[Data items]
* begin *

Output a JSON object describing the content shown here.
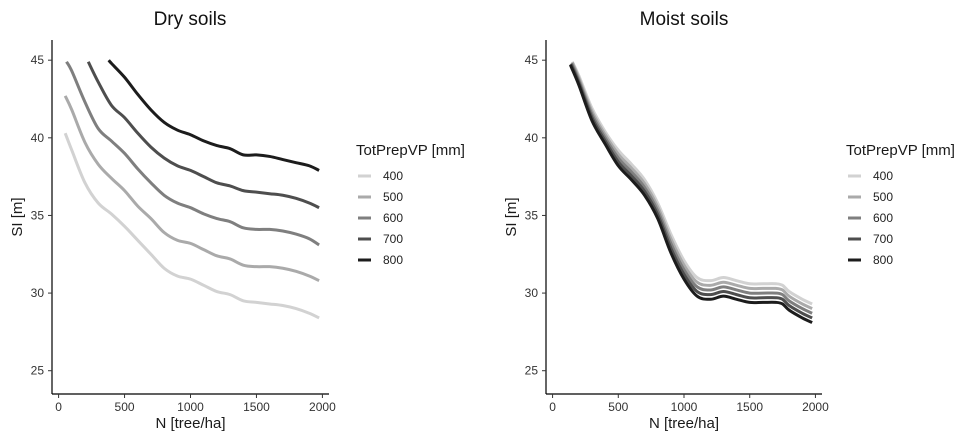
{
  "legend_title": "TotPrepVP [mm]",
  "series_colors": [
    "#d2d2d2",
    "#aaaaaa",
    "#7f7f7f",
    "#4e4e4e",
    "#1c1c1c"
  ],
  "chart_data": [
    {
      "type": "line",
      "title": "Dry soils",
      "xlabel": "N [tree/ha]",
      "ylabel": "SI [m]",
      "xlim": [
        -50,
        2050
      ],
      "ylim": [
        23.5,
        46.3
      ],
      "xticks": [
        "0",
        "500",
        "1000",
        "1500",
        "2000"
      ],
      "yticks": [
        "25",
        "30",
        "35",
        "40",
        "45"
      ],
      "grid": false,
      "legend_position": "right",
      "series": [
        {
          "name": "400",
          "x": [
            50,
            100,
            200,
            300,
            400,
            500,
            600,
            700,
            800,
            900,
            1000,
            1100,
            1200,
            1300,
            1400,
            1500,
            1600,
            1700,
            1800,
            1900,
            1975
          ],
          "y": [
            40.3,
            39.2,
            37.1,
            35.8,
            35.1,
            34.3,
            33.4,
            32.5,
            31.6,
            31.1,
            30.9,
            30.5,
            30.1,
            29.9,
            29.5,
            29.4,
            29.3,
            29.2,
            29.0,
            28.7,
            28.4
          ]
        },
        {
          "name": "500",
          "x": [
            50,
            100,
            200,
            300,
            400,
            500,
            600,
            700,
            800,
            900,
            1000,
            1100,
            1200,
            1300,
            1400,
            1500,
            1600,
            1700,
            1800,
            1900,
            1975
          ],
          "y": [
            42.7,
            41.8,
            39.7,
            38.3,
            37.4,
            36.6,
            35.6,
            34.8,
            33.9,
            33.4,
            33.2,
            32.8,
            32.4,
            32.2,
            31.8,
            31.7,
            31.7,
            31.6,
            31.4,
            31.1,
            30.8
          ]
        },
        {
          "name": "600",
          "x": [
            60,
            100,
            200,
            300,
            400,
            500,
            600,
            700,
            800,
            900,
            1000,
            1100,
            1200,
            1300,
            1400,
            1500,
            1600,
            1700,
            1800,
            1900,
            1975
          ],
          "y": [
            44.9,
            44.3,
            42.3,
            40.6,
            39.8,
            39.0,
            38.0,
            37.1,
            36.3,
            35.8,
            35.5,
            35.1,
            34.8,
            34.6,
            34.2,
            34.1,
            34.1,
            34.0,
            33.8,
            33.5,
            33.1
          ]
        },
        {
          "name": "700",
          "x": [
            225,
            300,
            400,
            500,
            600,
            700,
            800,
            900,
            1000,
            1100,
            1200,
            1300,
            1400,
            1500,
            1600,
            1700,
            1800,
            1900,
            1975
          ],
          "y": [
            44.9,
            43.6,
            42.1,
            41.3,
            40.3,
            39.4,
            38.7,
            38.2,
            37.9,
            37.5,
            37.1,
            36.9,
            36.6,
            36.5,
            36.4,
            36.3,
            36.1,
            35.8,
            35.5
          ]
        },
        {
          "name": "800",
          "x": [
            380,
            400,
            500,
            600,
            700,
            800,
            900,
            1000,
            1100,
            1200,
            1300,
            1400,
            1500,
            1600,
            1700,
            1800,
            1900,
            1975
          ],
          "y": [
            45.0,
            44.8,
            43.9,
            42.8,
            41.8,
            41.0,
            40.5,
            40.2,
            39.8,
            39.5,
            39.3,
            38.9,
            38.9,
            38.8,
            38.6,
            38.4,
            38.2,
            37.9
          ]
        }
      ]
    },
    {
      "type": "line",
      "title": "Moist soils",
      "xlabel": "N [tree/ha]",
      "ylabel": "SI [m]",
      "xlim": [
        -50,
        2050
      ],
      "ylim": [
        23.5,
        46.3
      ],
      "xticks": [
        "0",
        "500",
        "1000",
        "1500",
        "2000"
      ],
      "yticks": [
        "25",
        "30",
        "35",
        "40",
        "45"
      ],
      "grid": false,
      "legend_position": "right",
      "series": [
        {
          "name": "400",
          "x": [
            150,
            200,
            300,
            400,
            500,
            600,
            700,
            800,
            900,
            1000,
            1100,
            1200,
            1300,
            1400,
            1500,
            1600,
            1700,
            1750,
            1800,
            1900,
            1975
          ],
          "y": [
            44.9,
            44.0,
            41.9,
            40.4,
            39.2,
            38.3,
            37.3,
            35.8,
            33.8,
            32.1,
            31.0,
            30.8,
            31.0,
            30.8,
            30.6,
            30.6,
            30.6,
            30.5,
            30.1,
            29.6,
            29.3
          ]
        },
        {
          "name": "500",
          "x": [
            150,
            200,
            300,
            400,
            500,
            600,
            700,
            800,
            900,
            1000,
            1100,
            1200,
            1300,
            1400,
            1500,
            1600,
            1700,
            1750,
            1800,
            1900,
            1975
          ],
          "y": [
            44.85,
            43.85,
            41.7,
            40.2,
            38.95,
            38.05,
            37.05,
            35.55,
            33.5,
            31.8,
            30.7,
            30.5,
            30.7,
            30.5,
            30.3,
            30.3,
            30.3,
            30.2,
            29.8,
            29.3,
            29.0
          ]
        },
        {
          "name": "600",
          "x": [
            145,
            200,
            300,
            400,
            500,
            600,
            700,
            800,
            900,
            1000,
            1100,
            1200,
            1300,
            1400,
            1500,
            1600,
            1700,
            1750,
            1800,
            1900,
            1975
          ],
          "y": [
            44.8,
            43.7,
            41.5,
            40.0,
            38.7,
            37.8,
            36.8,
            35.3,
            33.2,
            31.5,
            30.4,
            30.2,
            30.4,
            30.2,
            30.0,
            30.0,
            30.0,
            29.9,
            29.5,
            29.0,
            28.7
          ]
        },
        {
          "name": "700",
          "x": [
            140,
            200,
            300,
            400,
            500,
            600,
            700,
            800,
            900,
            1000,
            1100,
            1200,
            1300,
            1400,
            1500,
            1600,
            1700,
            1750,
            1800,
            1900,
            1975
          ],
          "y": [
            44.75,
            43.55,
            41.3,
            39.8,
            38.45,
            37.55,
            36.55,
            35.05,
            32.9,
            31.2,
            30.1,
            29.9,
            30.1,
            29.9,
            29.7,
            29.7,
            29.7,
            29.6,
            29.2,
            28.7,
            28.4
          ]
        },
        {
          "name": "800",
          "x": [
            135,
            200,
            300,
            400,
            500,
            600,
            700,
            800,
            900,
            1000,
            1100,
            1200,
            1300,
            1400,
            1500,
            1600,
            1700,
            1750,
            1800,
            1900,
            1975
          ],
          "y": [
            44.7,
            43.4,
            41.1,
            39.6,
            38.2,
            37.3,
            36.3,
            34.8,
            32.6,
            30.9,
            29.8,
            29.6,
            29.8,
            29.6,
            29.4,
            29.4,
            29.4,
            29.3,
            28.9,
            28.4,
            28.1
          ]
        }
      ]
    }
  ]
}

* end *

== WRITTEN INSTRUCTION ==
Reproduce all of the material above word for word. Omit the pictures.

== CORRECT RESPONSE ==
Output a JSON object describing the content shown here.
{
  "legend_title": "TotPrepVP [mm]",
  "series_colors": [
    "#d2d2d2",
    "#aaaaaa",
    "#7f7f7f",
    "#4e4e4e",
    "#1c1c1c"
  ],
  "chart_data": [
    {
      "type": "line",
      "title": "Dry soils",
      "xlabel": "N [tree/ha]",
      "ylabel": "SI [m]",
      "xlim": [
        -50,
        2050
      ],
      "ylim": [
        23.5,
        46.3
      ],
      "xticks": [
        "0",
        "500",
        "1000",
        "1500",
        "2000"
      ],
      "yticks": [
        "25",
        "30",
        "35",
        "40",
        "45"
      ],
      "grid": false,
      "legend_position": "right",
      "series": [
        {
          "name": "400",
          "x": [
            50,
            100,
            200,
            300,
            400,
            500,
            600,
            700,
            800,
            900,
            1000,
            1100,
            1200,
            1300,
            1400,
            1500,
            1600,
            1700,
            1800,
            1900,
            1975
          ],
          "y": [
            40.3,
            39.2,
            37.1,
            35.8,
            35.1,
            34.3,
            33.4,
            32.5,
            31.6,
            31.1,
            30.9,
            30.5,
            30.1,
            29.9,
            29.5,
            29.4,
            29.3,
            29.2,
            29.0,
            28.7,
            28.4
          ]
        },
        {
          "name": "500",
          "x": [
            50,
            100,
            200,
            300,
            400,
            500,
            600,
            700,
            800,
            900,
            1000,
            1100,
            1200,
            1300,
            1400,
            1500,
            1600,
            1700,
            1800,
            1900,
            1975
          ],
          "y": [
            42.7,
            41.8,
            39.7,
            38.3,
            37.4,
            36.6,
            35.6,
            34.8,
            33.9,
            33.4,
            33.2,
            32.8,
            32.4,
            32.2,
            31.8,
            31.7,
            31.7,
            31.6,
            31.4,
            31.1,
            30.8
          ]
        },
        {
          "name": "600",
          "x": [
            60,
            100,
            200,
            300,
            400,
            500,
            600,
            700,
            800,
            900,
            1000,
            1100,
            1200,
            1300,
            1400,
            1500,
            1600,
            1700,
            1800,
            1900,
            1975
          ],
          "y": [
            44.9,
            44.3,
            42.3,
            40.6,
            39.8,
            39.0,
            38.0,
            37.1,
            36.3,
            35.8,
            35.5,
            35.1,
            34.8,
            34.6,
            34.2,
            34.1,
            34.1,
            34.0,
            33.8,
            33.5,
            33.1
          ]
        },
        {
          "name": "700",
          "x": [
            225,
            300,
            400,
            500,
            600,
            700,
            800,
            900,
            1000,
            1100,
            1200,
            1300,
            1400,
            1500,
            1600,
            1700,
            1800,
            1900,
            1975
          ],
          "y": [
            44.9,
            43.6,
            42.1,
            41.3,
            40.3,
            39.4,
            38.7,
            38.2,
            37.9,
            37.5,
            37.1,
            36.9,
            36.6,
            36.5,
            36.4,
            36.3,
            36.1,
            35.8,
            35.5
          ]
        },
        {
          "name": "800",
          "x": [
            380,
            400,
            500,
            600,
            700,
            800,
            900,
            1000,
            1100,
            1200,
            1300,
            1400,
            1500,
            1600,
            1700,
            1800,
            1900,
            1975
          ],
          "y": [
            45.0,
            44.8,
            43.9,
            42.8,
            41.8,
            41.0,
            40.5,
            40.2,
            39.8,
            39.5,
            39.3,
            38.9,
            38.9,
            38.8,
            38.6,
            38.4,
            38.2,
            37.9
          ]
        }
      ]
    },
    {
      "type": "line",
      "title": "Moist soils",
      "xlabel": "N [tree/ha]",
      "ylabel": "SI [m]",
      "xlim": [
        -50,
        2050
      ],
      "ylim": [
        23.5,
        46.3
      ],
      "xticks": [
        "0",
        "500",
        "1000",
        "1500",
        "2000"
      ],
      "yticks": [
        "25",
        "30",
        "35",
        "40",
        "45"
      ],
      "grid": false,
      "legend_position": "right",
      "series": [
        {
          "name": "400",
          "x": [
            150,
            200,
            300,
            400,
            500,
            600,
            700,
            800,
            900,
            1000,
            1100,
            1200,
            1300,
            1400,
            1500,
            1600,
            1700,
            1750,
            1800,
            1900,
            1975
          ],
          "y": [
            44.9,
            44.0,
            41.9,
            40.4,
            39.2,
            38.3,
            37.3,
            35.8,
            33.8,
            32.1,
            31.0,
            30.8,
            31.0,
            30.8,
            30.6,
            30.6,
            30.6,
            30.5,
            30.1,
            29.6,
            29.3
          ]
        },
        {
          "name": "500",
          "x": [
            150,
            200,
            300,
            400,
            500,
            600,
            700,
            800,
            900,
            1000,
            1100,
            1200,
            1300,
            1400,
            1500,
            1600,
            1700,
            1750,
            1800,
            1900,
            1975
          ],
          "y": [
            44.85,
            43.85,
            41.7,
            40.2,
            38.95,
            38.05,
            37.05,
            35.55,
            33.5,
            31.8,
            30.7,
            30.5,
            30.7,
            30.5,
            30.3,
            30.3,
            30.3,
            30.2,
            29.8,
            29.3,
            29.0
          ]
        },
        {
          "name": "600",
          "x": [
            145,
            200,
            300,
            400,
            500,
            600,
            700,
            800,
            900,
            1000,
            1100,
            1200,
            1300,
            1400,
            1500,
            1600,
            1700,
            1750,
            1800,
            1900,
            1975
          ],
          "y": [
            44.8,
            43.7,
            41.5,
            40.0,
            38.7,
            37.8,
            36.8,
            35.3,
            33.2,
            31.5,
            30.4,
            30.2,
            30.4,
            30.2,
            30.0,
            30.0,
            30.0,
            29.9,
            29.5,
            29.0,
            28.7
          ]
        },
        {
          "name": "700",
          "x": [
            140,
            200,
            300,
            400,
            500,
            600,
            700,
            800,
            900,
            1000,
            1100,
            1200,
            1300,
            1400,
            1500,
            1600,
            1700,
            1750,
            1800,
            1900,
            1975
          ],
          "y": [
            44.75,
            43.55,
            41.3,
            39.8,
            38.45,
            37.55,
            36.55,
            35.05,
            32.9,
            31.2,
            30.1,
            29.9,
            30.1,
            29.9,
            29.7,
            29.7,
            29.7,
            29.6,
            29.2,
            28.7,
            28.4
          ]
        },
        {
          "name": "800",
          "x": [
            135,
            200,
            300,
            400,
            500,
            600,
            700,
            800,
            900,
            1000,
            1100,
            1200,
            1300,
            1400,
            1500,
            1600,
            1700,
            1750,
            1800,
            1900,
            1975
          ],
          "y": [
            44.7,
            43.4,
            41.1,
            39.6,
            38.2,
            37.3,
            36.3,
            34.8,
            32.6,
            30.9,
            29.8,
            29.6,
            29.8,
            29.6,
            29.4,
            29.4,
            29.4,
            29.3,
            28.9,
            28.4,
            28.1
          ]
        }
      ]
    }
  ]
}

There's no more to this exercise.